_Direction_:
Make an exact copy of each entry, leaving out every picture.
= = = =
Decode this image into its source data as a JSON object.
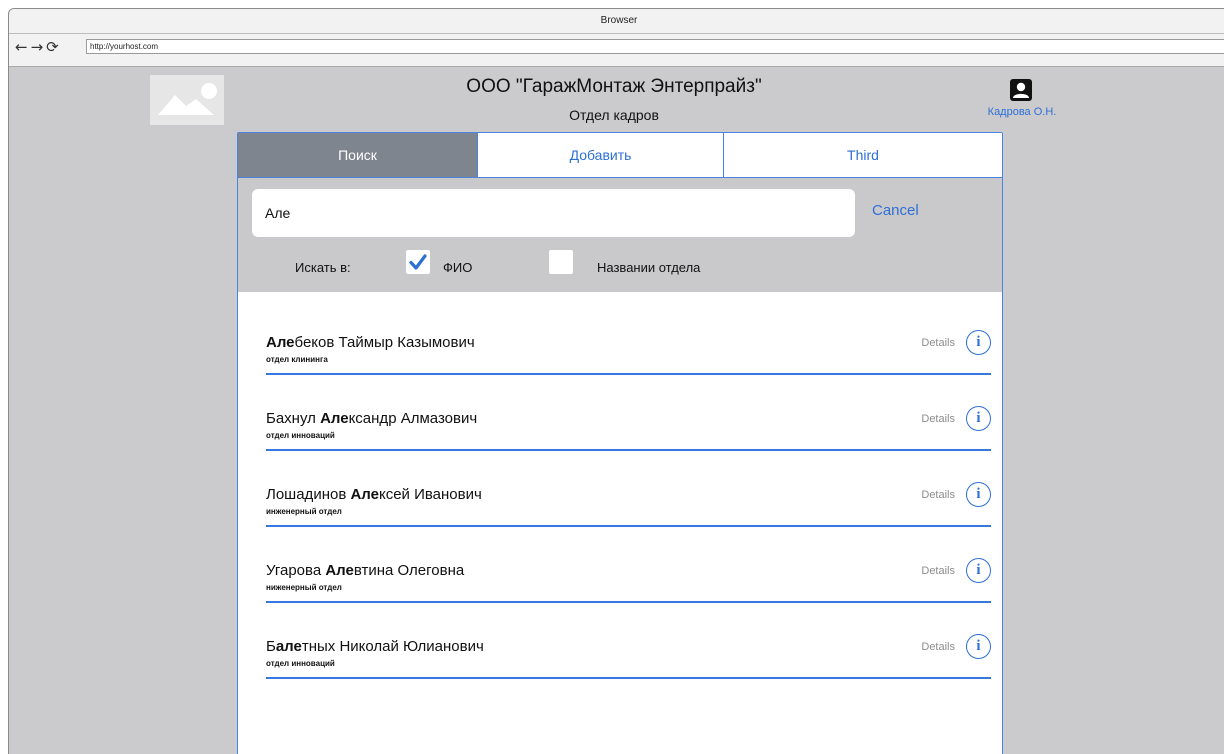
{
  "browser": {
    "title": "Browser",
    "back": "←",
    "forward": "→",
    "reload": "⟳",
    "url": "http://yourhost.com"
  },
  "header": {
    "company": "ООО \"ГаражМонтаж Энтерпрайз\"",
    "department": "Отдел кадров",
    "user_name": "Кадрова О.Н.",
    "logo_icon": "image-placeholder-icon",
    "user_icon": "user-icon"
  },
  "tabs": [
    {
      "label": "Поиск",
      "active": true
    },
    {
      "label": "Добавить",
      "active": false
    },
    {
      "label": "Third",
      "active": false
    }
  ],
  "search": {
    "value": "Але",
    "placeholder": "",
    "cancel_label": "Cancel",
    "search_in_label": "Искать в:",
    "options": [
      {
        "label": "ФИО",
        "checked": true
      },
      {
        "label": "Названии отдела",
        "checked": false
      }
    ]
  },
  "results": [
    {
      "pre": "",
      "match": "Але",
      "post": "беков Таймыр Казымович",
      "dept": "отдел клининга",
      "details": "Details"
    },
    {
      "pre": "Бахнул ",
      "match": "Але",
      "post": "ксандр Алмазович",
      "dept": "отдел инноваций",
      "details": "Details"
    },
    {
      "pre": "Лошадинов ",
      "match": "Але",
      "post": "ксей Иванович",
      "dept": "инженерный отдел",
      "details": "Details"
    },
    {
      "pre": "Угарова ",
      "match": "Але",
      "post": "втина Олеговна",
      "dept": "ниженерный отдел",
      "details": "Details"
    },
    {
      "pre": "Б",
      "match": "але",
      "post": "тных Николай Юлианович",
      "dept": "отдел инноваций",
      "details": "Details"
    }
  ],
  "colors": {
    "accent": "#2e6fd6",
    "active_tab": "#7f858e",
    "background": "#cbcbce"
  }
}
= = = =
_The solution_:
Decode this image into its source data as a JSON object.
{
  "browser": {
    "title": "Browser",
    "back": "←",
    "forward": "→",
    "reload": "⟳",
    "url": "http://yourhost.com"
  },
  "header": {
    "company": "ООО \"ГаражМонтаж Энтерпрайз\"",
    "department": "Отдел кадров",
    "user_name": "Кадрова О.Н.",
    "logo_icon": "image-placeholder-icon",
    "user_icon": "user-icon"
  },
  "tabs": [
    {
      "label": "Поиск",
      "active": true
    },
    {
      "label": "Добавить",
      "active": false
    },
    {
      "label": "Third",
      "active": false
    }
  ],
  "search": {
    "value": "Але",
    "placeholder": "",
    "cancel_label": "Cancel",
    "search_in_label": "Искать в:",
    "options": [
      {
        "label": "ФИО",
        "checked": true
      },
      {
        "label": "Названии отдела",
        "checked": false
      }
    ]
  },
  "results": [
    {
      "pre": "",
      "match": "Але",
      "post": "беков Таймыр Казымович",
      "dept": "отдел клининга",
      "details": "Details"
    },
    {
      "pre": "Бахнул ",
      "match": "Але",
      "post": "ксандр Алмазович",
      "dept": "отдел инноваций",
      "details": "Details"
    },
    {
      "pre": "Лошадинов ",
      "match": "Але",
      "post": "ксей Иванович",
      "dept": "инженерный отдел",
      "details": "Details"
    },
    {
      "pre": "Угарова ",
      "match": "Але",
      "post": "втина Олеговна",
      "dept": "ниженерный отдел",
      "details": "Details"
    },
    {
      "pre": "Б",
      "match": "але",
      "post": "тных Николай Юлианович",
      "dept": "отдел инноваций",
      "details": "Details"
    }
  ],
  "colors": {
    "accent": "#2e6fd6",
    "active_tab": "#7f858e",
    "background": "#cbcbce"
  }
}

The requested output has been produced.